**WRITTEN TASK:** Below are records; work out how many of their lines hold the string "JSON" and give that number alone.
══════════
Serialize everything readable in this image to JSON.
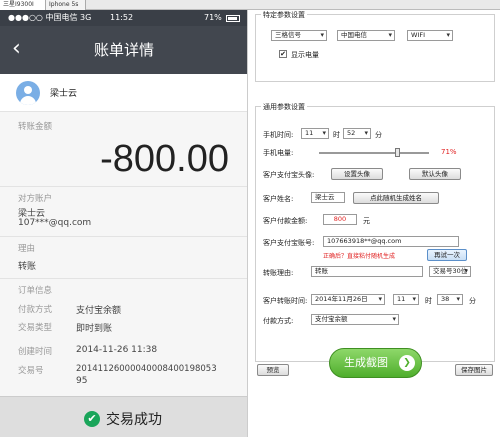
{
  "tabs": [
    "三星I9300I",
    "Iphone 5s"
  ],
  "phone": {
    "status": {
      "carrier": "●●●○○ 中国电信 3G",
      "time": "11:52",
      "battery": "71%"
    },
    "title": "账单详情",
    "back_icon": "‹",
    "user_name": "梁士云",
    "amount_label": "转账金额",
    "amount": "-800.00",
    "counterparty_label": "对方账户",
    "counterparty_name": "梁士云",
    "counterparty_email": "107***@qq.com",
    "reason_label": "理由",
    "reason": "转账",
    "order_label": "订单信息",
    "rows": [
      {
        "label": "付款方式",
        "value": "支付宝余额"
      },
      {
        "label": "交易类型",
        "value": "即时到账"
      },
      {
        "label": "创建时间",
        "value": "2014-11-26 11:38"
      },
      {
        "label": "交易号",
        "value": "20141126000040008400198053"
      },
      {
        "label": "",
        "value": "95"
      }
    ],
    "success_text": "交易成功",
    "success_icon": "✔"
  },
  "panel": {
    "specific_title": "特定参数设置",
    "signal": "三格信号",
    "carrier": "中国电信",
    "network": "WIFI",
    "show_battery": "显示电量",
    "show_battery_checked": "✔",
    "general_title": "通用参数设置",
    "phone_time_label": "手机时间:",
    "hour": "11",
    "hour_unit": "时",
    "minute": "52",
    "minute_unit": "分",
    "battery_label": "手机电量:",
    "battery_value": "71%",
    "battery_level": 0.71,
    "avatar_label": "客户支付宝头像:",
    "set_avatar": "设置头像",
    "default_avatar": "默认头像",
    "name_label": "客户姓名:",
    "name_value": "梁士云",
    "random_name": "点此随机生成姓名",
    "amount_label": "客户付款金额:",
    "amount_value": "800",
    "amount_unit": "元",
    "account_label": "客户支付宝账号:",
    "account_value": "107663918**@qq.com",
    "hint": "正确后？直接粘付随机生成",
    "retry": "再试一次",
    "reason_label": "转账理由:",
    "reason_value": "转账",
    "trade_no": "交易号30位",
    "time_label": "客户转账时间:",
    "date_value": "2014年11月26日",
    "t_hour": "11",
    "t_hour_unit": "时",
    "t_minute": "38",
    "t_minute_unit": "分",
    "pay_label": "付款方式:",
    "pay_value": "支付宝余额",
    "preview": "预览",
    "generate": "生成截图",
    "generate_icon": "❯",
    "save": "保存图片"
  }
}
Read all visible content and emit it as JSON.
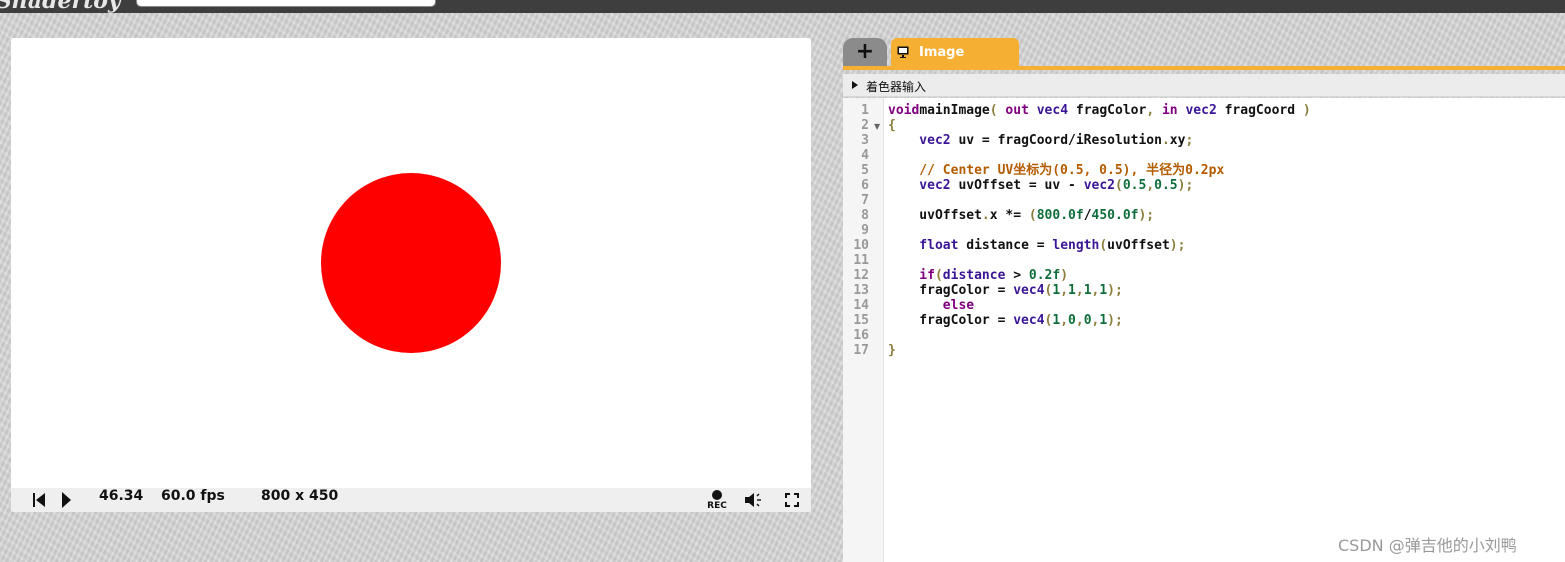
{
  "site": {
    "logo_fragment": "Shadertoy"
  },
  "player": {
    "time": "46.34",
    "fps": "60.0 fps",
    "resolution": "800 x 450",
    "rec_label": "REC",
    "circle_color": "#ff0000"
  },
  "editor": {
    "add_tab": "+",
    "tab_label": "Image",
    "input_header": "着色器输入",
    "accent": "#f5af32",
    "line_numbers": [
      "1",
      "2",
      "3",
      "4",
      "5",
      "6",
      "7",
      "8",
      "9",
      "10",
      "11",
      "12",
      "13",
      "14",
      "15",
      "16",
      "17"
    ],
    "code_lines": [
      [
        [
          "kw",
          "void"
        ],
        [
          "",
          "mainImage"
        ],
        [
          "pn",
          "( "
        ],
        [
          "kw",
          "out"
        ],
        [
          "",
          ""
        ],
        [
          "ty",
          " vec4"
        ],
        [
          "",
          " fragColor"
        ],
        [
          "pn",
          ","
        ],
        [
          "kw",
          " in"
        ],
        [
          "ty",
          " vec2"
        ],
        [
          "",
          " fragCoord "
        ],
        [
          "pn",
          ")"
        ]
      ],
      [
        [
          "pn",
          "{"
        ]
      ],
      [
        [
          "",
          ""
        ],
        [
          "ty",
          "    vec2"
        ],
        [
          "",
          " uv = fragCoord/iResolution"
        ],
        [
          "pn",
          "."
        ],
        [
          "",
          "xy"
        ],
        [
          "pn",
          ";"
        ]
      ],
      [],
      [
        [
          "cm",
          "    // Center UV坐标为(0.5, 0.5), 半径为0.2px"
        ]
      ],
      [
        [
          "ty",
          "    vec2"
        ],
        [
          "",
          " uvOffset = uv - "
        ],
        [
          "ty",
          "vec2"
        ],
        [
          "pn",
          "("
        ],
        [
          "nm",
          "0.5"
        ],
        [
          "pn",
          ","
        ],
        [
          "nm",
          "0.5"
        ],
        [
          "pn",
          ");"
        ]
      ],
      [],
      [
        [
          "",
          "    uvOffset"
        ],
        [
          "pn",
          "."
        ],
        [
          "",
          "x *= "
        ],
        [
          "pn",
          "("
        ],
        [
          "nm",
          "800.0f"
        ],
        [
          "",
          "/"
        ],
        [
          "nm",
          "450.0f"
        ],
        [
          "pn",
          ");"
        ]
      ],
      [],
      [
        [
          "ty",
          "    float"
        ],
        [
          "",
          " distance = "
        ],
        [
          "ty",
          "length"
        ],
        [
          "pn",
          "("
        ],
        [
          "",
          "uvOffset"
        ],
        [
          "pn",
          ");"
        ]
      ],
      [],
      [
        [
          "kw",
          "    if"
        ],
        [
          "pn",
          "("
        ],
        [
          "ty",
          "distance"
        ],
        [
          "",
          " > "
        ],
        [
          "nm",
          "0.2f"
        ],
        [
          "pn",
          ")"
        ]
      ],
      [
        [
          "",
          "    fragColor = "
        ],
        [
          "ty",
          "vec4"
        ],
        [
          "pn",
          "("
        ],
        [
          "nm",
          "1"
        ],
        [
          "pn",
          ","
        ],
        [
          "nm",
          "1"
        ],
        [
          "pn",
          ","
        ],
        [
          "nm",
          "1"
        ],
        [
          "pn",
          ","
        ],
        [
          "nm",
          "1"
        ],
        [
          "pn",
          ");"
        ]
      ],
      [
        [
          "kw",
          "       else"
        ]
      ],
      [
        [
          "",
          "    fragColor = "
        ],
        [
          "ty",
          "vec4"
        ],
        [
          "pn",
          "("
        ],
        [
          "nm",
          "1"
        ],
        [
          "pn",
          ","
        ],
        [
          "nm",
          "0"
        ],
        [
          "pn",
          ","
        ],
        [
          "nm",
          "0"
        ],
        [
          "pn",
          ","
        ],
        [
          "nm",
          "1"
        ],
        [
          "pn",
          ");"
        ]
      ],
      [],
      [
        [
          "pn",
          "}"
        ]
      ]
    ]
  },
  "watermark": "CSDN @弹吉他的小刘鸭"
}
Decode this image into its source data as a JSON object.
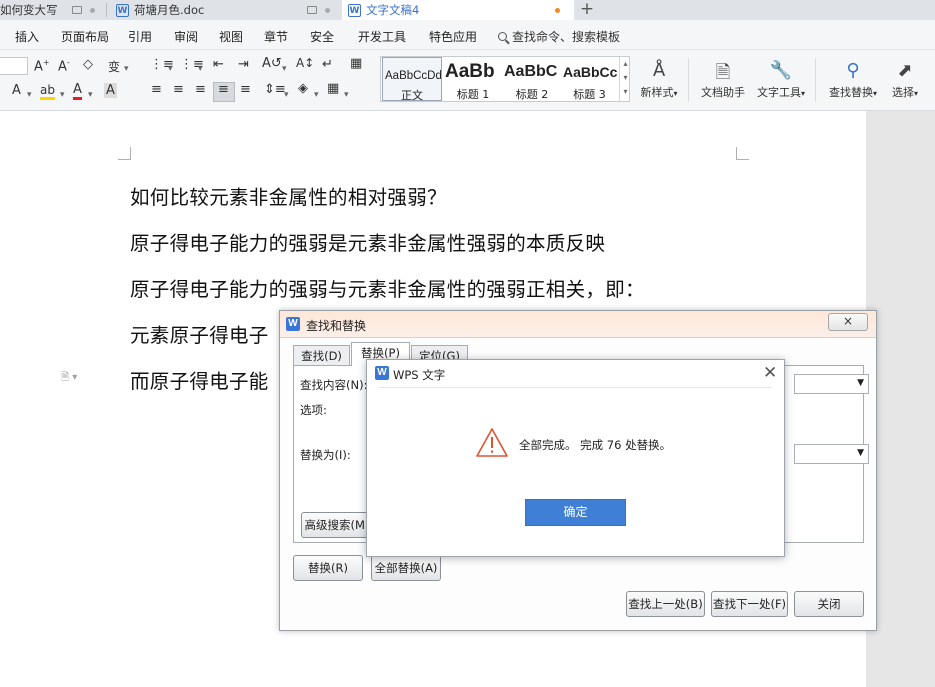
{
  "tabs": [
    {
      "label": "如何变大写",
      "active": false
    },
    {
      "label": "荷塘月色.doc",
      "active": false
    },
    {
      "label": "文字文稿4",
      "active": true
    }
  ],
  "new_tab": "+",
  "menu": {
    "items": [
      "插入",
      "页面布局",
      "引用",
      "审阅",
      "视图",
      "章节",
      "安全",
      "开发工具",
      "特色应用"
    ],
    "search_placeholder": "查找命令、搜索模板"
  },
  "ribbon": {
    "styles": [
      {
        "sample": "AaBbCcDd",
        "name": "正文"
      },
      {
        "sample": "AaBb",
        "name": "标题 1"
      },
      {
        "sample": "AaBbC",
        "name": "标题 2"
      },
      {
        "sample": "AaBbCc",
        "name": "标题 3"
      }
    ],
    "new_style": "新样式",
    "doc_assistant": "文档助手",
    "text_tools": "文字工具",
    "find_replace": "查找替换",
    "select": "选择"
  },
  "document": {
    "paragraphs": [
      "如何比较元素非金属性的相对强弱？",
      "原子得电子能力的强弱是元素非金属性强弱的本质反映",
      "原子得电子能力的强弱与元素非金属性的强弱正相关，即：",
      "元素原子得电子",
      "而原子得电子能"
    ]
  },
  "find_dialog": {
    "title": "查找和替换",
    "close": "×",
    "tabs": [
      "查找(D)",
      "替换(P)",
      "定位(G)"
    ],
    "find_label": "查找内容(N):",
    "options_label": "选项:",
    "replace_label": "替换为(I):",
    "advanced": "高级搜索(M)",
    "replace": "替换(R)",
    "replace_all": "全部替换(A)",
    "find_prev": "查找上一处(B)",
    "find_next": "查找下一处(F)",
    "close_btn": "关闭"
  },
  "alert": {
    "title": "WPS 文字",
    "message": "全部完成。 完成 76 处替换。",
    "ok": "确定"
  },
  "colors": {
    "accent": "#3f7fd6",
    "warning": "#e0522e",
    "tab_active_dot": "#f08a24"
  }
}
══════════
**REPLY:** 3